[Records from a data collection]
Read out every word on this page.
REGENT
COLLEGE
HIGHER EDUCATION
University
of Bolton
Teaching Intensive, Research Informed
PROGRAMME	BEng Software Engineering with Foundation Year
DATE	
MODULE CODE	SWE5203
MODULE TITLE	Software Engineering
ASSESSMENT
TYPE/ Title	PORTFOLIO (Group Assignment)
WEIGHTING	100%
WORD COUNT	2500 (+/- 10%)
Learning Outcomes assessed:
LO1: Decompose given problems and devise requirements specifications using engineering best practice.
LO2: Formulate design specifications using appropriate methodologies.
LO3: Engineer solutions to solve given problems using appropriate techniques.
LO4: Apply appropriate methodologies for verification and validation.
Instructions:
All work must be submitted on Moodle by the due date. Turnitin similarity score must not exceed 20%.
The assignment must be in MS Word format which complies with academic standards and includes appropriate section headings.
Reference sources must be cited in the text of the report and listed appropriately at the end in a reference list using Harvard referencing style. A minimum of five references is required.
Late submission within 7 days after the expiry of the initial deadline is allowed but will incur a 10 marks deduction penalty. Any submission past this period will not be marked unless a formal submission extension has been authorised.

What the task asks: The records above should be restated word for word, please.

Finished exercise:
Read out every word on this page.
REGENT
COLLEGE
HIGHER EDUCATION
University
of Bolton
Teaching Intensive, Research Informed
PROGRAMME	BEng Software Engineering with Foundation Year
DATE	
MODULE CODE	SWE5203
MODULE TITLE	Software Engineering
ASSESSMENT
TYPE/ Title	PORTFOLIO (Group Assignment)
WEIGHTING	100%
WORD COUNT	2500 (+/- 10%)
Learning Outcomes assessed:
LO1: Decompose given problems and devise requirements specifications using engineering best practice.
LO2: Formulate design specifications using appropriate methodologies.
LO3: Engineer solutions to solve given problems using appropriate techniques.
LO4: Apply appropriate methodologies for verification and validation.
Instructions:
All work must be submitted on Moodle by the due date. Turnitin similarity score must not exceed 20%.
The assignment must be in MS Word format which complies with academic standards and includes appropriate section headings.
Reference sources must be cited in the text of the report and listed appropriately at the end in a reference list using Harvard referencing style. A minimum of five references is required.
Late submission within 7 days after the expiry of the initial deadline is allowed but will incur a 10 marks deduction penalty. Any submission past this period will not be marked unless a formal submission extension has been authorised.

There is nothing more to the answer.